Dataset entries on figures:

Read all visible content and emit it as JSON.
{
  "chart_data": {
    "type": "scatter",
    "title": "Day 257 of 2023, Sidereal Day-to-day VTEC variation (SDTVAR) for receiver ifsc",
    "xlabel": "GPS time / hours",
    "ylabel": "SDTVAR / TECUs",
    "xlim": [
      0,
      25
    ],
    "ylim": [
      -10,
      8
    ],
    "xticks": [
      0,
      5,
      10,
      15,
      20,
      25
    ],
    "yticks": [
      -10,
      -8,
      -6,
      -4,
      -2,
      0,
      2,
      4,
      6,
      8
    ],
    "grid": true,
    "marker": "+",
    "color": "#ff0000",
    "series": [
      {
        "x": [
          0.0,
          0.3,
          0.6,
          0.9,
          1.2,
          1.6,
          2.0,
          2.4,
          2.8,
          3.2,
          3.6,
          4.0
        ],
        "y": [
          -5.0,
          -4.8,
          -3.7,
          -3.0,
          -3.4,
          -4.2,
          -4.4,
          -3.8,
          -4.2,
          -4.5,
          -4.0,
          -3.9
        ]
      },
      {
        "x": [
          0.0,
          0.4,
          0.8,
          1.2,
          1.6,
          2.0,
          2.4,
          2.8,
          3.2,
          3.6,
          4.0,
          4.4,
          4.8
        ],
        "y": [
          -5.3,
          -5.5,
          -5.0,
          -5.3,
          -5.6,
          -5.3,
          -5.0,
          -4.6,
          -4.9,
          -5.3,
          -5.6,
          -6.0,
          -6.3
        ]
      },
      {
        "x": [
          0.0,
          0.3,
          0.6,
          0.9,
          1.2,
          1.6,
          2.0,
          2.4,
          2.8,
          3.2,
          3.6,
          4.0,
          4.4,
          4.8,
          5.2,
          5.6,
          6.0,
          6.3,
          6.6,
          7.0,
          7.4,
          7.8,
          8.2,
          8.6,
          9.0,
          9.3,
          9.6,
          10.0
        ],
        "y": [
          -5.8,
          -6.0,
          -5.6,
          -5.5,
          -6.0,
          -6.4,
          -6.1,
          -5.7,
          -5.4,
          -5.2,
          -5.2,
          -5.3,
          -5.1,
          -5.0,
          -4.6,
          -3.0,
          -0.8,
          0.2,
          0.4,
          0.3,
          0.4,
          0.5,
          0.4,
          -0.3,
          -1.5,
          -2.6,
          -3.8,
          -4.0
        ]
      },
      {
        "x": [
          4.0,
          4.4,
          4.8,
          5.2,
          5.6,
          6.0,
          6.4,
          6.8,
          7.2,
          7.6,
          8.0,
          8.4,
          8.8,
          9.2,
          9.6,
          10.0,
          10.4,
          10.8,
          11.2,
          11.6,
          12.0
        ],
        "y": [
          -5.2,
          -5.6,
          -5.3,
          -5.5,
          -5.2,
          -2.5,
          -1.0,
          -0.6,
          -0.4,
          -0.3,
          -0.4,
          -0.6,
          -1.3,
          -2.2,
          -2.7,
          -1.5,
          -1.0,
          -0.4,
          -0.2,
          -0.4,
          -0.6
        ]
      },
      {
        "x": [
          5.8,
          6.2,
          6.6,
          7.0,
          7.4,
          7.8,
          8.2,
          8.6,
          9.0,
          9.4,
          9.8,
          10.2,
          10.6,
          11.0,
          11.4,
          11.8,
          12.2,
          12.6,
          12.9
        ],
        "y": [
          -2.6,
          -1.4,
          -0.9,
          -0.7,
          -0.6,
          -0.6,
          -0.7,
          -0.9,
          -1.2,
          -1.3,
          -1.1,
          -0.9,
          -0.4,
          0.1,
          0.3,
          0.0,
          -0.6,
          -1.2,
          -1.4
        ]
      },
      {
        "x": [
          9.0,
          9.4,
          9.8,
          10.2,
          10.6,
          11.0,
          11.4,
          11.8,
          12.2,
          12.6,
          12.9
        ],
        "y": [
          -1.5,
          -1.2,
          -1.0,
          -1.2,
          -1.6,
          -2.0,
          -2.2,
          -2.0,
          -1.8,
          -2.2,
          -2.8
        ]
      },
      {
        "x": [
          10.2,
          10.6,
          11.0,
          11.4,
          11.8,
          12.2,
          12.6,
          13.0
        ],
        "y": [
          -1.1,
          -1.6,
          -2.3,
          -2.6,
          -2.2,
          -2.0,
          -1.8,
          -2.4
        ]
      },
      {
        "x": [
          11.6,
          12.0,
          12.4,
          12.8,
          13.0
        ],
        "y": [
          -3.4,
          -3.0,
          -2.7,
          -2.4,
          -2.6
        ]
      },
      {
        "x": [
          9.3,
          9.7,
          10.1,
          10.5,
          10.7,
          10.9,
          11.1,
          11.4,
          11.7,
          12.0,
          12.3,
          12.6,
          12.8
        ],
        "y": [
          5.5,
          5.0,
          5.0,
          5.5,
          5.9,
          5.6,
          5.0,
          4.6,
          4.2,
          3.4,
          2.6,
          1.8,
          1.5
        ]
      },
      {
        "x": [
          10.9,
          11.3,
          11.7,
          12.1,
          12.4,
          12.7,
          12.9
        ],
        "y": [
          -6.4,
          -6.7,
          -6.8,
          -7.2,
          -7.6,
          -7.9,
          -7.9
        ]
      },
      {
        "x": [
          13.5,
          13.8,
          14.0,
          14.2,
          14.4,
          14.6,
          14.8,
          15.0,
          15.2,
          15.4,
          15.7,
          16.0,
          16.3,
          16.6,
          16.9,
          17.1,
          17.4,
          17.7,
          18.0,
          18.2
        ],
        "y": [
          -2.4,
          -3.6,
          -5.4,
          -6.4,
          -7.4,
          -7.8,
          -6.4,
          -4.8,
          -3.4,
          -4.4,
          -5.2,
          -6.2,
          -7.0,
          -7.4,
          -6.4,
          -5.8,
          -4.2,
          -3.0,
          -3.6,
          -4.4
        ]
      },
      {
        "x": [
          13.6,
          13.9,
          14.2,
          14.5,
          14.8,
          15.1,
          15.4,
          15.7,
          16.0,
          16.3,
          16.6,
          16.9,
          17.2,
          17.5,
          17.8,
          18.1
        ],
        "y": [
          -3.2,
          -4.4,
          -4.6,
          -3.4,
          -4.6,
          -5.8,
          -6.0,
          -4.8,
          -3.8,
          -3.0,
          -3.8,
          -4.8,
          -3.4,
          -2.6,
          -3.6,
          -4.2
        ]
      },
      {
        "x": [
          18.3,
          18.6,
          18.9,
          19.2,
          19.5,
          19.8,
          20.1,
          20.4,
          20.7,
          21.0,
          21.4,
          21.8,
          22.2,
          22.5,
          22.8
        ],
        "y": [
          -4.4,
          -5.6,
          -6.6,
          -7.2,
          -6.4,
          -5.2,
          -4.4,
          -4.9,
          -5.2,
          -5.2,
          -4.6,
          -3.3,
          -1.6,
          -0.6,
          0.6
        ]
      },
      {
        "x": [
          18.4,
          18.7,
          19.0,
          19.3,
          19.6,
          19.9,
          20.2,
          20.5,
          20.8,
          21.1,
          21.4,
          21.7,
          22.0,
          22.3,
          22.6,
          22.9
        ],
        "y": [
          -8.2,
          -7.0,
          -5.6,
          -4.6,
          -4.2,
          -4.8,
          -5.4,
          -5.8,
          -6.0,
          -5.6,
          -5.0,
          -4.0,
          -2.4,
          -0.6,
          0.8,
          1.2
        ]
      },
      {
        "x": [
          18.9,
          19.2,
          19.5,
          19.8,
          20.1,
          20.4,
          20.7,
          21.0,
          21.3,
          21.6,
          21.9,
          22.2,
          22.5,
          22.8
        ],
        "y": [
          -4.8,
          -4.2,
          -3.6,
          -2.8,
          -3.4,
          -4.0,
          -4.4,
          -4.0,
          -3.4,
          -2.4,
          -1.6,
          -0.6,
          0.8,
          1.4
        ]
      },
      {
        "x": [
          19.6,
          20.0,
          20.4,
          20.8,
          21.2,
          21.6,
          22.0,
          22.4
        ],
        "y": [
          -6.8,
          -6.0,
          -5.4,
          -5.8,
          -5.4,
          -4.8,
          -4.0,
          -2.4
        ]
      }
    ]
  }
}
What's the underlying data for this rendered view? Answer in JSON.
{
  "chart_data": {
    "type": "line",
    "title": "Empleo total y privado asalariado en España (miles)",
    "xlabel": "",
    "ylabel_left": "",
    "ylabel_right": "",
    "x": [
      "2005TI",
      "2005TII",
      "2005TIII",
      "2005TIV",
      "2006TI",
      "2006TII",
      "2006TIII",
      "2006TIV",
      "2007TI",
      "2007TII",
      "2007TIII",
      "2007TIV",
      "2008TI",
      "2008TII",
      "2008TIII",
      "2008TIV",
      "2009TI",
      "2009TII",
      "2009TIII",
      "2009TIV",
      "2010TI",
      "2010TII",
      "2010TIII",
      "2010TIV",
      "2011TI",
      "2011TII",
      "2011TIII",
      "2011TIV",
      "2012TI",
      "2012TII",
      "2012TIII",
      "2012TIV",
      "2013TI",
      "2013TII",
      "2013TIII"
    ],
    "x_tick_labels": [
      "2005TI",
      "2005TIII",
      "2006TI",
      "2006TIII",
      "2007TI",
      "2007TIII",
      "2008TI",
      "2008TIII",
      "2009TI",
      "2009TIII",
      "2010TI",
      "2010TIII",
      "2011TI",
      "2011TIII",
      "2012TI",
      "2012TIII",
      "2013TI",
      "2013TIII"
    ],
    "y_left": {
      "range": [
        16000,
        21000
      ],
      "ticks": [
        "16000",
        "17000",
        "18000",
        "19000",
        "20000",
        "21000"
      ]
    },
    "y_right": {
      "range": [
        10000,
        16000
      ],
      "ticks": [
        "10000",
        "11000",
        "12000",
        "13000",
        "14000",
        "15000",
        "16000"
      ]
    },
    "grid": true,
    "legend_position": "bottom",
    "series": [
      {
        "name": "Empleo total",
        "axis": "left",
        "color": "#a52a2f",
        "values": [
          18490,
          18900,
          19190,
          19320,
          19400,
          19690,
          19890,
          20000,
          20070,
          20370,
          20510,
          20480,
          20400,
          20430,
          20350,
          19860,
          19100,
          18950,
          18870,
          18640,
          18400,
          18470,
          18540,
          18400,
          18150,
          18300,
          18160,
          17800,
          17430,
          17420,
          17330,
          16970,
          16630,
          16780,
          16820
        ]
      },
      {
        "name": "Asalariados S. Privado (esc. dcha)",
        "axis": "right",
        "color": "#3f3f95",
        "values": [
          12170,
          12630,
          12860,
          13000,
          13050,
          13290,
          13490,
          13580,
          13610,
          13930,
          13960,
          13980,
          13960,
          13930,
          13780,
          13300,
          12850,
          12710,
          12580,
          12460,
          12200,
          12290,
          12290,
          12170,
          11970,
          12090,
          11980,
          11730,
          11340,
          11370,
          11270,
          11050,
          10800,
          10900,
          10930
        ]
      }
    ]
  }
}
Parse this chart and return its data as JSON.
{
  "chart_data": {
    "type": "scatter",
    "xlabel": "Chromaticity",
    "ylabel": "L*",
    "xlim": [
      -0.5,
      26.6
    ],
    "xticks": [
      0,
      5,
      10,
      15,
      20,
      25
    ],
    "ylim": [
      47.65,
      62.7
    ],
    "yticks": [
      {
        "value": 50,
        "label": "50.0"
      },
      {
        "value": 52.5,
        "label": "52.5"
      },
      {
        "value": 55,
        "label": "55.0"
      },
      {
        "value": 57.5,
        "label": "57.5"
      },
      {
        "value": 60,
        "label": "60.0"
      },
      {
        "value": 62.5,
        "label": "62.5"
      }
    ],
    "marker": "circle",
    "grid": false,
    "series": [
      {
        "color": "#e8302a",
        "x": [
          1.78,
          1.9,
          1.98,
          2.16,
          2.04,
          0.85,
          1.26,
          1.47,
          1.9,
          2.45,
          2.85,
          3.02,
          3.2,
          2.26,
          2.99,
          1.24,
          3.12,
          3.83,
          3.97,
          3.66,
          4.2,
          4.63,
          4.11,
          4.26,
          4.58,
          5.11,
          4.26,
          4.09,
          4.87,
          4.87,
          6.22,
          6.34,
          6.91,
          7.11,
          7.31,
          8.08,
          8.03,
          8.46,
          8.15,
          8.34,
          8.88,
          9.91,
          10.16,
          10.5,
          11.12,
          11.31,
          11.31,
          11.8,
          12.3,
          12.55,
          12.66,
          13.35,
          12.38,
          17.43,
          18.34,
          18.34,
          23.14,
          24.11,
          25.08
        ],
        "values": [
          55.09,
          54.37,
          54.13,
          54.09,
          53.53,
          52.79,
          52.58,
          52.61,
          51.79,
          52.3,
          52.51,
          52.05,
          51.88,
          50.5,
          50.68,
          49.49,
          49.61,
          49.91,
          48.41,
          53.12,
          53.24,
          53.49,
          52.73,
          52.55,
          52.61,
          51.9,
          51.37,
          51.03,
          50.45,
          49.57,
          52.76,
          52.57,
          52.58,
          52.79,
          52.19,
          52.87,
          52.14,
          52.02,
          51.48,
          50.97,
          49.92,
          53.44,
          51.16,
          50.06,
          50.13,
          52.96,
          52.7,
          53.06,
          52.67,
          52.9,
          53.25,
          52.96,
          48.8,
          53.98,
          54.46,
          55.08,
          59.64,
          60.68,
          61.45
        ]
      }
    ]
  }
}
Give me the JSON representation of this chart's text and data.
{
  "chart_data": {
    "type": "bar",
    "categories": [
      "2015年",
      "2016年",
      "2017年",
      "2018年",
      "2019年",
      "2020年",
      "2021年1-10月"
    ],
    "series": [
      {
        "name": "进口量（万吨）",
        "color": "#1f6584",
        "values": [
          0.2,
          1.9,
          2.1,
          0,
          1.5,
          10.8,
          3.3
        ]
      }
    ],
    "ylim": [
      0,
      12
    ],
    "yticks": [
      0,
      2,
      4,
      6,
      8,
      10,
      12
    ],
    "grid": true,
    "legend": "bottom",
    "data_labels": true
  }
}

* [Written instruction] Filter the records down to the lines that contain the string "this", and copy those lines.

* [Output]
What's the underlying data for this rendered view? Answer in JSON.
Parse this chart and return its data as JSON.
Give me the JSON representation of this chart's text and data.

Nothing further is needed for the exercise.